===== INPUT FOR THIS TASK
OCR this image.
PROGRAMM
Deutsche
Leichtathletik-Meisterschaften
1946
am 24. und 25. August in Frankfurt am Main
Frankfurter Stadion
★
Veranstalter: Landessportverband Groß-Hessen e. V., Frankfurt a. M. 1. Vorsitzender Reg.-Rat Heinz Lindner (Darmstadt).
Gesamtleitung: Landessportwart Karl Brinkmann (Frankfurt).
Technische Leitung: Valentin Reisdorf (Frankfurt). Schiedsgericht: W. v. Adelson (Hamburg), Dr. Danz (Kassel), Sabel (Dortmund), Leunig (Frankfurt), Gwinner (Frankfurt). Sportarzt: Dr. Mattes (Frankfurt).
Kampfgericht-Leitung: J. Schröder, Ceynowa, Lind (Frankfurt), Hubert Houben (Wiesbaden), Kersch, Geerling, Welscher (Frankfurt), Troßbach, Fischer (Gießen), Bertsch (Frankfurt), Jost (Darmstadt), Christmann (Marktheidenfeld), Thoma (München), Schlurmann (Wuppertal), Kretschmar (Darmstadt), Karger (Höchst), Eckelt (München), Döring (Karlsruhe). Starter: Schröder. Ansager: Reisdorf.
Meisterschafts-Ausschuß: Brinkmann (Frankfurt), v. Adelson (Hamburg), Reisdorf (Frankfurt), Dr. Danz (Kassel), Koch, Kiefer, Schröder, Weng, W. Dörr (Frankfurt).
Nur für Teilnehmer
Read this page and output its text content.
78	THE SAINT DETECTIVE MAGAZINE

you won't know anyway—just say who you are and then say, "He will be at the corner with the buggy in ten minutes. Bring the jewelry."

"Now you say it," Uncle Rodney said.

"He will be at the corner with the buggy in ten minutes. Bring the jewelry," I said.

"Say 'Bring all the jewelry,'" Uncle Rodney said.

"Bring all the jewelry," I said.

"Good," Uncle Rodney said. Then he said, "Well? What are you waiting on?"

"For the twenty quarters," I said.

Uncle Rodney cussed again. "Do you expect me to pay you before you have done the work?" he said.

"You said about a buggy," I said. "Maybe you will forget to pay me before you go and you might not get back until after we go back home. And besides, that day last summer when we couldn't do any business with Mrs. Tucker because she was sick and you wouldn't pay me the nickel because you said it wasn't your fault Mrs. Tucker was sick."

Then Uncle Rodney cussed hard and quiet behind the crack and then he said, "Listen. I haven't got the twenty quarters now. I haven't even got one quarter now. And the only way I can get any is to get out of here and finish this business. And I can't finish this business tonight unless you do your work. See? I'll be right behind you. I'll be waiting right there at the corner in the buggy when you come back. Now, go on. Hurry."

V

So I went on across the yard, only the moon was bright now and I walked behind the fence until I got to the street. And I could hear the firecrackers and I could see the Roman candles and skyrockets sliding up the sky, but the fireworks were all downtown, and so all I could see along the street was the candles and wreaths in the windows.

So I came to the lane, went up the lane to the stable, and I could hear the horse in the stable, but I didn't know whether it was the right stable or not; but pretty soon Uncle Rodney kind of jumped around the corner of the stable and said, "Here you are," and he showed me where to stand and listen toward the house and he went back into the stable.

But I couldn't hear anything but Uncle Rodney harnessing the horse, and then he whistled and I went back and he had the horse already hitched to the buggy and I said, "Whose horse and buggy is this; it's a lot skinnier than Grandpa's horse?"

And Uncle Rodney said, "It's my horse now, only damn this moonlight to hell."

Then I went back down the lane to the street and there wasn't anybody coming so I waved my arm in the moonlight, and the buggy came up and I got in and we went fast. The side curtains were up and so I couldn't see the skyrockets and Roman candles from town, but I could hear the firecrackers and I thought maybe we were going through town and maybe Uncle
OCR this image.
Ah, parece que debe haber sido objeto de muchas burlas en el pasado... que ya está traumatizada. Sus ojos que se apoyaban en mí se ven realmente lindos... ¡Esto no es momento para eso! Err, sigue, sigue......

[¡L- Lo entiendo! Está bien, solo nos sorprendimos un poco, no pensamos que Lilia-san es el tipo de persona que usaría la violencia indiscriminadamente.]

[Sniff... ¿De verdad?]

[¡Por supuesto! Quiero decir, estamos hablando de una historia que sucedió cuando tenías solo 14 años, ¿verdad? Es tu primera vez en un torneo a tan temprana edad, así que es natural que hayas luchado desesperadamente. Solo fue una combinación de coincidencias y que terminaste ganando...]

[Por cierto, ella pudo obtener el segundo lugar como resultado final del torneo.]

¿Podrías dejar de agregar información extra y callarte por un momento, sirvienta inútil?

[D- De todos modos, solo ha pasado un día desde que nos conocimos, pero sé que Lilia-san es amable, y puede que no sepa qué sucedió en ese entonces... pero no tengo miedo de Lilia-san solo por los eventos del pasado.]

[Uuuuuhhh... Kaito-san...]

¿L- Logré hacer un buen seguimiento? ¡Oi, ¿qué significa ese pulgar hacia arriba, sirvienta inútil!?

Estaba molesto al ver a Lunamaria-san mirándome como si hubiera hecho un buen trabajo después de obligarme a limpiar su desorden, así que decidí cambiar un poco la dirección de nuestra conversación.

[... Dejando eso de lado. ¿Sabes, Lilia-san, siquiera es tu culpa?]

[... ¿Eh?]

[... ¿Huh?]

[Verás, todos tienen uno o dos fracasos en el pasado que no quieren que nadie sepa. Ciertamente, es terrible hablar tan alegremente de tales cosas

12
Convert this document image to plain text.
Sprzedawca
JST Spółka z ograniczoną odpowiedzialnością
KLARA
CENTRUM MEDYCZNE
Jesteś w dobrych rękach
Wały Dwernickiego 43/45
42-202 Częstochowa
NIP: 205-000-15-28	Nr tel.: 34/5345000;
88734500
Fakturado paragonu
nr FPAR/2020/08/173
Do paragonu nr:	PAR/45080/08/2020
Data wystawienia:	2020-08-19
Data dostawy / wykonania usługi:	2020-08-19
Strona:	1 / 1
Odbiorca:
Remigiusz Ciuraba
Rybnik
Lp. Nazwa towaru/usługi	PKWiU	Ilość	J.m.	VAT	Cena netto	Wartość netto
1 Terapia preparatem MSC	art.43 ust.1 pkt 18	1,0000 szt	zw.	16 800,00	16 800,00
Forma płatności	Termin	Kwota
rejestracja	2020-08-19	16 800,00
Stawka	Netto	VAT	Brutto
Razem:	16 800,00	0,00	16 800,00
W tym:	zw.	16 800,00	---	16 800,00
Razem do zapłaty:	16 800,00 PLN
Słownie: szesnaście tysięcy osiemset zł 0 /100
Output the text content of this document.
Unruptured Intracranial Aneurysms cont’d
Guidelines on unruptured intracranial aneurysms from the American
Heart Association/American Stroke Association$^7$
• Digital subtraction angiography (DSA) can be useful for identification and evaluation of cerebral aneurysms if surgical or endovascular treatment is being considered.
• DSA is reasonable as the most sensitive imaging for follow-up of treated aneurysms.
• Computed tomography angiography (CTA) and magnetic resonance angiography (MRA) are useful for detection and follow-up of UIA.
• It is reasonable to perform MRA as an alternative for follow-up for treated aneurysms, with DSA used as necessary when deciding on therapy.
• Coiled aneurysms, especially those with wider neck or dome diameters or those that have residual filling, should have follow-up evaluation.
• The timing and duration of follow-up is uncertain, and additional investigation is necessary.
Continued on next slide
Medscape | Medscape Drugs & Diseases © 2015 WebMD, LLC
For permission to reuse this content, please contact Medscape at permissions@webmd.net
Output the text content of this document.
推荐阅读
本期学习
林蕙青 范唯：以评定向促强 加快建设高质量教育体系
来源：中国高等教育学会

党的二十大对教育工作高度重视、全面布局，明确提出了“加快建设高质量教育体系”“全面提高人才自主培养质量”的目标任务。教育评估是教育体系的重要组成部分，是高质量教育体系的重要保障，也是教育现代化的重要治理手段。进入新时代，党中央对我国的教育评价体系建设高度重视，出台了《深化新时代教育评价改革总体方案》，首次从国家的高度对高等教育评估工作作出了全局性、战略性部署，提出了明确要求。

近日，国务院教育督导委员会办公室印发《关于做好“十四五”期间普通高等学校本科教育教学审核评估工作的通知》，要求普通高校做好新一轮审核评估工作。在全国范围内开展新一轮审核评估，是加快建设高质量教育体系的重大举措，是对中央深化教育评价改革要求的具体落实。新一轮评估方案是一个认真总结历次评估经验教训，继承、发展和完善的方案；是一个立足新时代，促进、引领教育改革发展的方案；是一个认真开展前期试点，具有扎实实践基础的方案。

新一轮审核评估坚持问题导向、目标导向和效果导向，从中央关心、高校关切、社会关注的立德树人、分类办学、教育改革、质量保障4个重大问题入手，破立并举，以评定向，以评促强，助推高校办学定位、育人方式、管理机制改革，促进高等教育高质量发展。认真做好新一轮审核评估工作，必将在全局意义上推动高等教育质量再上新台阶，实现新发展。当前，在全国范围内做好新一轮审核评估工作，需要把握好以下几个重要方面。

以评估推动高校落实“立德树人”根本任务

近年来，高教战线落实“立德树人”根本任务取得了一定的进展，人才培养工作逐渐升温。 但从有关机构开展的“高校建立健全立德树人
==========
Within the listing above, copy each line that has the string "came".

So I came to the lane, went up the lane to the stable, and I could hear the horse in the stable, but I didn't know whether it was the right stable or not; but pretty soon Uncle Rodney kind of jumped around the corner of the stable and said, "Here you are," and he showed me where to stand and listen toward the house and he went back into the stable.
Then I went back down the lane to the street and there wasn't anybody coming so I waved my arm in the moonlight, and the buggy came up and I got in and we went fast. The side curtains were up and so I couldn't see the skyrockets and Roman candles from town, but I could hear the firecrackers and I thought maybe we were going through town and maybe Uncle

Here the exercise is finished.